═══ Data for processing ═══
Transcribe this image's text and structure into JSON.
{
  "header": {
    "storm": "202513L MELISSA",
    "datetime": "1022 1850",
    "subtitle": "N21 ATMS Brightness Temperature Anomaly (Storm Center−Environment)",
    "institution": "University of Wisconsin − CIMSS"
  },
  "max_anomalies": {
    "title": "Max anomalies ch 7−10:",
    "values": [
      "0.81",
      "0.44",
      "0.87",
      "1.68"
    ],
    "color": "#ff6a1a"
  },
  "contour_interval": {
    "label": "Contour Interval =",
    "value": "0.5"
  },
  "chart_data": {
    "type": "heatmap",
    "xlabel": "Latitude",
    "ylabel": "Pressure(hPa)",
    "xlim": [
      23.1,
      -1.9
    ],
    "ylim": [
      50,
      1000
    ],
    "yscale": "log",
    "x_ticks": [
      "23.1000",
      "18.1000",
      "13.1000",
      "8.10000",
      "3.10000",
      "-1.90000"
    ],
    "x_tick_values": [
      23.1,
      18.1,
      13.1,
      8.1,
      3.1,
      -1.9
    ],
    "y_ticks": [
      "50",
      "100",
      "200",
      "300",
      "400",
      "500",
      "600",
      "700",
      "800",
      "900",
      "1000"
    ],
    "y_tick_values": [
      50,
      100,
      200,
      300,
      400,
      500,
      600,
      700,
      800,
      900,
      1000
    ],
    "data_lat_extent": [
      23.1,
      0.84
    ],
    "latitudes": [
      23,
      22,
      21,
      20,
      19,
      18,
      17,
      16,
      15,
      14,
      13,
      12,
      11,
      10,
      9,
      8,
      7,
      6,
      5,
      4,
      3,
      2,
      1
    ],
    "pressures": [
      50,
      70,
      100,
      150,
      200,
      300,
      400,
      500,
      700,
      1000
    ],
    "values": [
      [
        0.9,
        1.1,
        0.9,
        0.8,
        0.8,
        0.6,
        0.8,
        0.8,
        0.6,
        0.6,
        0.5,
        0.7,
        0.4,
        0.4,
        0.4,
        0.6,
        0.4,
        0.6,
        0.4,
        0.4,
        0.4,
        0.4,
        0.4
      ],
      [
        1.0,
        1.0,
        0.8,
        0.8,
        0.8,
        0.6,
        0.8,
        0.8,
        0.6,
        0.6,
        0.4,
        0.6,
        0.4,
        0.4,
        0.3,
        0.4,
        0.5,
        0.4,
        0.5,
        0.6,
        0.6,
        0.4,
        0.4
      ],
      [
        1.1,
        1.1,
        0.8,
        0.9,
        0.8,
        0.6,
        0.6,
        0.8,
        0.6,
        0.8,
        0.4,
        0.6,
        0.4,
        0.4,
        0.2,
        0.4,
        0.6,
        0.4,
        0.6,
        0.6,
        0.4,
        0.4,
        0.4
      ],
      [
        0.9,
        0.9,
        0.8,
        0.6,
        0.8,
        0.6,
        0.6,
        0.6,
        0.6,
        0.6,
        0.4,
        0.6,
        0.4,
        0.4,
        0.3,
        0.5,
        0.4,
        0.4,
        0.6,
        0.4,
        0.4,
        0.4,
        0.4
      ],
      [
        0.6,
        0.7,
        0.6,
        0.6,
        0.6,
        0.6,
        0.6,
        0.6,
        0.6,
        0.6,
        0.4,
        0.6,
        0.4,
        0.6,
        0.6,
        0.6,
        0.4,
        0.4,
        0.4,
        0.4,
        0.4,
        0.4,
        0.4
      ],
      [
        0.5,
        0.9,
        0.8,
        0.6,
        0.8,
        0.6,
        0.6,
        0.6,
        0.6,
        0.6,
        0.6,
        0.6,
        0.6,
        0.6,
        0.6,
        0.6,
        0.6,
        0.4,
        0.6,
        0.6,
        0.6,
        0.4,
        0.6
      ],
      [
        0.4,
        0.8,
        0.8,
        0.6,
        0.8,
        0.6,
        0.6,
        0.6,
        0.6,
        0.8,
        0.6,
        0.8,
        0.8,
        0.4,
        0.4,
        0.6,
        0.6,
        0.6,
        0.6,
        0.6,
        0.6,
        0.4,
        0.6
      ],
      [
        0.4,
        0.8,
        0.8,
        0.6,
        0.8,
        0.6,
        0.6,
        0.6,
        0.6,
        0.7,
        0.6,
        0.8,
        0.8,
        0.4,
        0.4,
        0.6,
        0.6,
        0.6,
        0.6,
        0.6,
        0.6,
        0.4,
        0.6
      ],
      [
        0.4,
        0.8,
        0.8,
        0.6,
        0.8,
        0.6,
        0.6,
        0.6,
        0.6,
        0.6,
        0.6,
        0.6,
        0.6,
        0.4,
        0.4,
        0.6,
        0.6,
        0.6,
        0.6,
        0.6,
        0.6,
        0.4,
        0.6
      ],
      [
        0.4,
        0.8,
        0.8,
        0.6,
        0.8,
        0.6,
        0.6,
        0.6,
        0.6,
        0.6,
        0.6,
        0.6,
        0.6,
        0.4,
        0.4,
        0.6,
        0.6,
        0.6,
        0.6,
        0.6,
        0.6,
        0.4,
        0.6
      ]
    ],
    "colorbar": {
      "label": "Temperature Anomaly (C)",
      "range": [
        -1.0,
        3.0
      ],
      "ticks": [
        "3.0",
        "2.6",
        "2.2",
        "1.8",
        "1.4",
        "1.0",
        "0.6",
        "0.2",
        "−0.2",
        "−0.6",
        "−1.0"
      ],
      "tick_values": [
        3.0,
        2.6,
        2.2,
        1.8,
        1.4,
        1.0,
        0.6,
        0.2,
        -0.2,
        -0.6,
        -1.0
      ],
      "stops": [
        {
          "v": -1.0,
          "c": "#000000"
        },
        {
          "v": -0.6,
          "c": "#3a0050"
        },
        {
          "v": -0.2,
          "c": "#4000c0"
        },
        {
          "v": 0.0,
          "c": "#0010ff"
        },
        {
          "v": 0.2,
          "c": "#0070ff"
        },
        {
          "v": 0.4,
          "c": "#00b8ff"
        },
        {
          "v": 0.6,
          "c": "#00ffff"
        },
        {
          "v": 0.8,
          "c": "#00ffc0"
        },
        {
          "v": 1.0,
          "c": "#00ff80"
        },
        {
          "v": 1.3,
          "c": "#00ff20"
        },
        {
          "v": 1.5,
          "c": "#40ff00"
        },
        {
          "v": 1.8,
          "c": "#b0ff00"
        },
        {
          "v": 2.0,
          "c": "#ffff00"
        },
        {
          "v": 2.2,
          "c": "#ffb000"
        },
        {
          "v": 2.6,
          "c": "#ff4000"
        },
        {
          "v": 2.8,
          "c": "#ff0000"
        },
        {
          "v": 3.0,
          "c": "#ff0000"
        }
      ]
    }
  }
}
═══
> **Prompt**
Set all of the records down again, exactly as they stand.

> **Result**
Transcribe this image's text and structure into JSON.
{
  "header": {
    "storm": "202513L MELISSA",
    "datetime": "1022 1850",
    "subtitle": "N21 ATMS Brightness Temperature Anomaly (Storm Center−Environment)",
    "institution": "University of Wisconsin − CIMSS"
  },
  "max_anomalies": {
    "title": "Max anomalies ch 7−10:",
    "values": [
      "0.81",
      "0.44",
      "0.87",
      "1.68"
    ],
    "color": "#ff6a1a"
  },
  "contour_interval": {
    "label": "Contour Interval =",
    "value": "0.5"
  },
  "chart_data": {
    "type": "heatmap",
    "xlabel": "Latitude",
    "ylabel": "Pressure(hPa)",
    "xlim": [
      23.1,
      -1.9
    ],
    "ylim": [
      50,
      1000
    ],
    "yscale": "log",
    "x_ticks": [
      "23.1000",
      "18.1000",
      "13.1000",
      "8.10000",
      "3.10000",
      "-1.90000"
    ],
    "x_tick_values": [
      23.1,
      18.1,
      13.1,
      8.1,
      3.1,
      -1.9
    ],
    "y_ticks": [
      "50",
      "100",
      "200",
      "300",
      "400",
      "500",
      "600",
      "700",
      "800",
      "900",
      "1000"
    ],
    "y_tick_values": [
      50,
      100,
      200,
      300,
      400,
      500,
      600,
      700,
      800,
      900,
      1000
    ],
    "data_lat_extent": [
      23.1,
      0.84
    ],
    "latitudes": [
      23,
      22,
      21,
      20,
      19,
      18,
      17,
      16,
      15,
      14,
      13,
      12,
      11,
      10,
      9,
      8,
      7,
      6,
      5,
      4,
      3,
      2,
      1
    ],
    "pressures": [
      50,
      70,
      100,
      150,
      200,
      300,
      400,
      500,
      700,
      1000
    ],
    "values": [
      [
        0.9,
        1.1,
        0.9,
        0.8,
        0.8,
        0.6,
        0.8,
        0.8,
        0.6,
        0.6,
        0.5,
        0.7,
        0.4,
        0.4,
        0.4,
        0.6,
        0.4,
        0.6,
        0.4,
        0.4,
        0.4,
        0.4,
        0.4
      ],
      [
        1.0,
        1.0,
        0.8,
        0.8,
        0.8,
        0.6,
        0.8,
        0.8,
        0.6,
        0.6,
        0.4,
        0.6,
        0.4,
        0.4,
        0.3,
        0.4,
        0.5,
        0.4,
        0.5,
        0.6,
        0.6,
        0.4,
        0.4
      ],
      [
        1.1,
        1.1,
        0.8,
        0.9,
        0.8,
        0.6,
        0.6,
        0.8,
        0.6,
        0.8,
        0.4,
        0.6,
        0.4,
        0.4,
        0.2,
        0.4,
        0.6,
        0.4,
        0.6,
        0.6,
        0.4,
        0.4,
        0.4
      ],
      [
        0.9,
        0.9,
        0.8,
        0.6,
        0.8,
        0.6,
        0.6,
        0.6,
        0.6,
        0.6,
        0.4,
        0.6,
        0.4,
        0.4,
        0.3,
        0.5,
        0.4,
        0.4,
        0.6,
        0.4,
        0.4,
        0.4,
        0.4
      ],
      [
        0.6,
        0.7,
        0.6,
        0.6,
        0.6,
        0.6,
        0.6,
        0.6,
        0.6,
        0.6,
        0.4,
        0.6,
        0.4,
        0.6,
        0.6,
        0.6,
        0.4,
        0.4,
        0.4,
        0.4,
        0.4,
        0.4,
        0.4
      ],
      [
        0.5,
        0.9,
        0.8,
        0.6,
        0.8,
        0.6,
        0.6,
        0.6,
        0.6,
        0.6,
        0.6,
        0.6,
        0.6,
        0.6,
        0.6,
        0.6,
        0.6,
        0.4,
        0.6,
        0.6,
        0.6,
        0.4,
        0.6
      ],
      [
        0.4,
        0.8,
        0.8,
        0.6,
        0.8,
        0.6,
        0.6,
        0.6,
        0.6,
        0.8,
        0.6,
        0.8,
        0.8,
        0.4,
        0.4,
        0.6,
        0.6,
        0.6,
        0.6,
        0.6,
        0.6,
        0.4,
        0.6
      ],
      [
        0.4,
        0.8,
        0.8,
        0.6,
        0.8,
        0.6,
        0.6,
        0.6,
        0.6,
        0.7,
        0.6,
        0.8,
        0.8,
        0.4,
        0.4,
        0.6,
        0.6,
        0.6,
        0.6,
        0.6,
        0.6,
        0.4,
        0.6
      ],
      [
        0.4,
        0.8,
        0.8,
        0.6,
        0.8,
        0.6,
        0.6,
        0.6,
        0.6,
        0.6,
        0.6,
        0.6,
        0.6,
        0.4,
        0.4,
        0.6,
        0.6,
        0.6,
        0.6,
        0.6,
        0.6,
        0.4,
        0.6
      ],
      [
        0.4,
        0.8,
        0.8,
        0.6,
        0.8,
        0.6,
        0.6,
        0.6,
        0.6,
        0.6,
        0.6,
        0.6,
        0.6,
        0.4,
        0.4,
        0.6,
        0.6,
        0.6,
        0.6,
        0.6,
        0.6,
        0.4,
        0.6
      ]
    ],
    "colorbar": {
      "label": "Temperature Anomaly (C)",
      "range": [
        -1.0,
        3.0
      ],
      "ticks": [
        "3.0",
        "2.6",
        "2.2",
        "1.8",
        "1.4",
        "1.0",
        "0.6",
        "0.2",
        "−0.2",
        "−0.6",
        "−1.0"
      ],
      "tick_values": [
        3.0,
        2.6,
        2.2,
        1.8,
        1.4,
        1.0,
        0.6,
        0.2,
        -0.2,
        -0.6,
        -1.0
      ],
      "stops": [
        {
          "v": -1.0,
          "c": "#000000"
        },
        {
          "v": -0.6,
          "c": "#3a0050"
        },
        {
          "v": -0.2,
          "c": "#4000c0"
        },
        {
          "v": 0.0,
          "c": "#0010ff"
        },
        {
          "v": 0.2,
          "c": "#0070ff"
        },
        {
          "v": 0.4,
          "c": "#00b8ff"
        },
        {
          "v": 0.6,
          "c": "#00ffff"
        },
        {
          "v": 0.8,
          "c": "#00ffc0"
        },
        {
          "v": 1.0,
          "c": "#00ff80"
        },
        {
          "v": 1.3,
          "c": "#00ff20"
        },
        {
          "v": 1.5,
          "c": "#40ff00"
        },
        {
          "v": 1.8,
          "c": "#b0ff00"
        },
        {
          "v": 2.0,
          "c": "#ffff00"
        },
        {
          "v": 2.2,
          "c": "#ffb000"
        },
        {
          "v": 2.6,
          "c": "#ff4000"
        },
        {
          "v": 2.8,
          "c": "#ff0000"
        },
        {
          "v": 3.0,
          "c": "#ff0000"
        }
      ]
    }
  }
}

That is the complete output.